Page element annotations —

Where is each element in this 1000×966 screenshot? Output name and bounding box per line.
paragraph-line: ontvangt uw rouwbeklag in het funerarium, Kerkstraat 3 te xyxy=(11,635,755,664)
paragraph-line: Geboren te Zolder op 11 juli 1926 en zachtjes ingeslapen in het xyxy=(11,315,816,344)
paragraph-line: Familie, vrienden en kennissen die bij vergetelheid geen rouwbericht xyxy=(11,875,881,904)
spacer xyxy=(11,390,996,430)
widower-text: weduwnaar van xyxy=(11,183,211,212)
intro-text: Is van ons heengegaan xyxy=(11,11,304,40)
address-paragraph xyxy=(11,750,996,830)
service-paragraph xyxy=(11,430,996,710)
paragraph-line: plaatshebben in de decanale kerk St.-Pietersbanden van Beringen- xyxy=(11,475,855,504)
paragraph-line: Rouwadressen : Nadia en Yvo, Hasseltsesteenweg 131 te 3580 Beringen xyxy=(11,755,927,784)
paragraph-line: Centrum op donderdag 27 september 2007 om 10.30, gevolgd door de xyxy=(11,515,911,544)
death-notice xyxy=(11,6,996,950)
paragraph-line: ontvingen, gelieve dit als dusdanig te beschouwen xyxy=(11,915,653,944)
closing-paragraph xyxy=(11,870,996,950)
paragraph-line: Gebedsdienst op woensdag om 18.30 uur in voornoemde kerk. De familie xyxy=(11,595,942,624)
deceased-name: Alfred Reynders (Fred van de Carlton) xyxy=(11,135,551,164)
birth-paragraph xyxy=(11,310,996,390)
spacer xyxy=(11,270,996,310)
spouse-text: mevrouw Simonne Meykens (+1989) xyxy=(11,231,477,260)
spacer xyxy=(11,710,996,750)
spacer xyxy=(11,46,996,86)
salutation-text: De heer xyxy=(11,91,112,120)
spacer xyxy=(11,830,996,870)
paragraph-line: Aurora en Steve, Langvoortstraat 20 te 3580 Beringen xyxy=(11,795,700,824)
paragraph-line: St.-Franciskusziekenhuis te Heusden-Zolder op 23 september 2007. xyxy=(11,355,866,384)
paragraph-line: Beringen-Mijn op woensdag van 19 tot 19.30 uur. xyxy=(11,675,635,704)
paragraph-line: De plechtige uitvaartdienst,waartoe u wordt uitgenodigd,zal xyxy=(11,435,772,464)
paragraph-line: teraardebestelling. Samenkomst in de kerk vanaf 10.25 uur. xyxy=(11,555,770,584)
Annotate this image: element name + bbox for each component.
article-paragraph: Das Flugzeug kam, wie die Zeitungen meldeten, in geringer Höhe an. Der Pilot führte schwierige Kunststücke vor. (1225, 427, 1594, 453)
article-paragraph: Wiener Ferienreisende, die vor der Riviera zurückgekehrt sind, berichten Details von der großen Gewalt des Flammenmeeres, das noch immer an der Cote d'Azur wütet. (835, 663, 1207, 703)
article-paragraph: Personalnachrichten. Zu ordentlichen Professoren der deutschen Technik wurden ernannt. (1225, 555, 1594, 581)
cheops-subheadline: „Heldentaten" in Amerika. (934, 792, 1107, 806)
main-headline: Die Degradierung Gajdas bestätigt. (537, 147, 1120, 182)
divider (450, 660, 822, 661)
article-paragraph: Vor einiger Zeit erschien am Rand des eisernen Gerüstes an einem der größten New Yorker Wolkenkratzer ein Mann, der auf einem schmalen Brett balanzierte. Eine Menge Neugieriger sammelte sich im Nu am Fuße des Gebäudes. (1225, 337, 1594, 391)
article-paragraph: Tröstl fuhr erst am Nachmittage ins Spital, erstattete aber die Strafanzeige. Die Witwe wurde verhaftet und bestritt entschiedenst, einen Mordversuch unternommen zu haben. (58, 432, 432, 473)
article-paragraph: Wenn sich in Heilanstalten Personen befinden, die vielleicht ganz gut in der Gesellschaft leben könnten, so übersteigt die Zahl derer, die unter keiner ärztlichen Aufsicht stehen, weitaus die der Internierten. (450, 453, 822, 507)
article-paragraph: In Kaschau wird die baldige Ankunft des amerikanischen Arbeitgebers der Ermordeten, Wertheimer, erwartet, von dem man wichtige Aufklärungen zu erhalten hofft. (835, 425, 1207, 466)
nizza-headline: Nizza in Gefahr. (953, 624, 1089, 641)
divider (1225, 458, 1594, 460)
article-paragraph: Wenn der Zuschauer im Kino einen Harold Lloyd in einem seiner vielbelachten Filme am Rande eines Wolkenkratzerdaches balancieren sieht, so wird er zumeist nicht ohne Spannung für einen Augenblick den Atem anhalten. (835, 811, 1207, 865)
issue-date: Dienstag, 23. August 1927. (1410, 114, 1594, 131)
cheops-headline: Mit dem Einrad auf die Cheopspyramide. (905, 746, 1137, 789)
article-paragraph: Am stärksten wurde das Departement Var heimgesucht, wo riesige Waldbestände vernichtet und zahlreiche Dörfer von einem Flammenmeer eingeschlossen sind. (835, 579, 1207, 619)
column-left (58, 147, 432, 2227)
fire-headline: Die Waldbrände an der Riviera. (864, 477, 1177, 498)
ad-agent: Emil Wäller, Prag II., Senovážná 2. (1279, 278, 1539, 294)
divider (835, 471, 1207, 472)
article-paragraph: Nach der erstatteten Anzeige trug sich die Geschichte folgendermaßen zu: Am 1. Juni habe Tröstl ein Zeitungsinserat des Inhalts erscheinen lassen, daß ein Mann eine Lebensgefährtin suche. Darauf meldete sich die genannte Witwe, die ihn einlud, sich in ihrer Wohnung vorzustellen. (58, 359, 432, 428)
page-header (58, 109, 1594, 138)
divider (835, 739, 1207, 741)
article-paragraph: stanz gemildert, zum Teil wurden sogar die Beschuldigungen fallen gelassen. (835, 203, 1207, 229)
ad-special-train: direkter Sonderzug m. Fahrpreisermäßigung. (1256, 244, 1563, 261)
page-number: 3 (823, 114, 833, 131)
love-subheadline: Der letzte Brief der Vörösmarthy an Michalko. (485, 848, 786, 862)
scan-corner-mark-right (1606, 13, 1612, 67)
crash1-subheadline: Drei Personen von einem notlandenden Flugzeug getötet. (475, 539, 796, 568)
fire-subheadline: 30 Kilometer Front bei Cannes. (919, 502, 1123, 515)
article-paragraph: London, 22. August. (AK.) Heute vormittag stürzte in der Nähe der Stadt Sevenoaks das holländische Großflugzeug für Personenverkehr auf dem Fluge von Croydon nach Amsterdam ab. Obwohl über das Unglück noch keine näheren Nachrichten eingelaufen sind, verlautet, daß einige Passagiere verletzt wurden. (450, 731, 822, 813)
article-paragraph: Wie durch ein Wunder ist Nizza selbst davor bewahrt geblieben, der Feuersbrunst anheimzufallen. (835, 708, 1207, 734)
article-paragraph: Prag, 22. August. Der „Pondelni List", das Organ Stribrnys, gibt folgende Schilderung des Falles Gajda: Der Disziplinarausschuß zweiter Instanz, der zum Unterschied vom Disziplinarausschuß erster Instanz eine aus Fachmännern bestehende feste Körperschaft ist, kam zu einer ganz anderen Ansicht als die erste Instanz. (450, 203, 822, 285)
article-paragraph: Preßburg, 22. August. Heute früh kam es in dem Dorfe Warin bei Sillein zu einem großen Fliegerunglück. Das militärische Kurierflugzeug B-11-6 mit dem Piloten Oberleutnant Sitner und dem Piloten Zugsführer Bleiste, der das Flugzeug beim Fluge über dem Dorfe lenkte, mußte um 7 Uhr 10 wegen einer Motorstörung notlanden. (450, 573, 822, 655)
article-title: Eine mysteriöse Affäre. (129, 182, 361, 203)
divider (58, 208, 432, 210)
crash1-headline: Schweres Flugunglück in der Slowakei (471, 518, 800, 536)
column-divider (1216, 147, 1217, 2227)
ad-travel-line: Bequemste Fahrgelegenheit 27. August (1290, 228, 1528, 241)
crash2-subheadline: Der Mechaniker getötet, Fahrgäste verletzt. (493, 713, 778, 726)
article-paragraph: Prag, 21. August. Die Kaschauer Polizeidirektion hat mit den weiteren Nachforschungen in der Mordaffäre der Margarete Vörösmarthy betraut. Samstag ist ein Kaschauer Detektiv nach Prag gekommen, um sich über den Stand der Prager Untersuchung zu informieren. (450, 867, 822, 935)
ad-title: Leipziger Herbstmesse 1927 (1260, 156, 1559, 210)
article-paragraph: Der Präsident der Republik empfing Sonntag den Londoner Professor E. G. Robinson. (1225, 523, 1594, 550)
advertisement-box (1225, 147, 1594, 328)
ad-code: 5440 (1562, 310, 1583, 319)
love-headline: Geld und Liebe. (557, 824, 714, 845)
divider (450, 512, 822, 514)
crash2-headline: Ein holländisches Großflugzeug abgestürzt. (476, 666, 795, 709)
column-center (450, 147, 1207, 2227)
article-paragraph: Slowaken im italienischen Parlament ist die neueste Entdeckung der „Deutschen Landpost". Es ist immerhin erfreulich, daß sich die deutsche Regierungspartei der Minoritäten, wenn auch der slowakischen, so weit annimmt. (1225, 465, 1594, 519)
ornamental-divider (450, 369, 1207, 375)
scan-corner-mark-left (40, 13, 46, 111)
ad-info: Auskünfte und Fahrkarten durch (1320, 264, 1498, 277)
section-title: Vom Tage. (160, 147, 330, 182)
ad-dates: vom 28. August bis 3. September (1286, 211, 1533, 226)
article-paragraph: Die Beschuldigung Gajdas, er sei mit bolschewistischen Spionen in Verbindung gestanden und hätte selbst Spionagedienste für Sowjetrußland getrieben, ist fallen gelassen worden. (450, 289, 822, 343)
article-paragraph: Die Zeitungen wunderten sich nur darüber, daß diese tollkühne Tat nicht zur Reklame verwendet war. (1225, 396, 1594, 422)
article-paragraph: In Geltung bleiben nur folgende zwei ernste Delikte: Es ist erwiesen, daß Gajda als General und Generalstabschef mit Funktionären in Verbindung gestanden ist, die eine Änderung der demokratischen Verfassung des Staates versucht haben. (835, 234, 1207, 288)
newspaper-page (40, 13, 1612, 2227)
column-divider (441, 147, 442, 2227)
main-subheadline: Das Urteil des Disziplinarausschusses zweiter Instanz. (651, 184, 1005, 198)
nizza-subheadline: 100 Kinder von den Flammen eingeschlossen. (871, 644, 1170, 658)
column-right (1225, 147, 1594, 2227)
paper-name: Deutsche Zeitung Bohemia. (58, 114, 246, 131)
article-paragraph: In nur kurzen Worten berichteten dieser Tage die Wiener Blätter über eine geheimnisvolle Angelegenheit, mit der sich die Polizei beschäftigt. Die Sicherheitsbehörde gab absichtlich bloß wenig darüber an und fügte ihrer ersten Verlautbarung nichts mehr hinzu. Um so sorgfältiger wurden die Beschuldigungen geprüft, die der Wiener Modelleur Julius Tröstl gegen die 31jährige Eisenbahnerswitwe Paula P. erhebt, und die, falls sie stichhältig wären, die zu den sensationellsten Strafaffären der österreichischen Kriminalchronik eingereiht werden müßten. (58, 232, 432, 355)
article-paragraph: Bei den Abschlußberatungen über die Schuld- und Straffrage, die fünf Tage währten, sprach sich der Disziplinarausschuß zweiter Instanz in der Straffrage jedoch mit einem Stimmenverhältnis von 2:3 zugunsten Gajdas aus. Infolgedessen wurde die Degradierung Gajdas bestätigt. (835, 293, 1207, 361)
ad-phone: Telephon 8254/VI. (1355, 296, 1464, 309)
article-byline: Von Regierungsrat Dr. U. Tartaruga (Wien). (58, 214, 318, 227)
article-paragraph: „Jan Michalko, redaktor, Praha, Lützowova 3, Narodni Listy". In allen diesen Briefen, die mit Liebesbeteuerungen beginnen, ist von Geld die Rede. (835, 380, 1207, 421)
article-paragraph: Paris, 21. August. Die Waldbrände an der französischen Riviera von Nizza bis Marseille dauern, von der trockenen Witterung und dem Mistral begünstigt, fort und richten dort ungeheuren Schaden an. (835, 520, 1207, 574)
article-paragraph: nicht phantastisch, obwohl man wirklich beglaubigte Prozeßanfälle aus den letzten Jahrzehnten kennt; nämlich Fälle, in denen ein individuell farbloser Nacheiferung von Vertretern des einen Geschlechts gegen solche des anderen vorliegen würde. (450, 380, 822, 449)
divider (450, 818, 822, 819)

OBJECTIVE — Substitute "image" for "screenshot" in the lines from the start of the material through the line with "paragraph-line: Familie, vrienden", and reproduce those lines with no other change.

RESULT —
Where is each element in this 1000×966 image? Output name and bounding box per line.
paragraph-line: ontvangt uw rouwbeklag in het funerarium, Kerkstraat 3 te xyxy=(11,635,755,664)
paragraph-line: Geboren te Zolder op 11 juli 1926 en zachtjes ingeslapen in het xyxy=(11,315,816,344)
paragraph-line: Familie, vrienden en kennissen die bij vergetelheid geen rouwbericht xyxy=(11,875,881,904)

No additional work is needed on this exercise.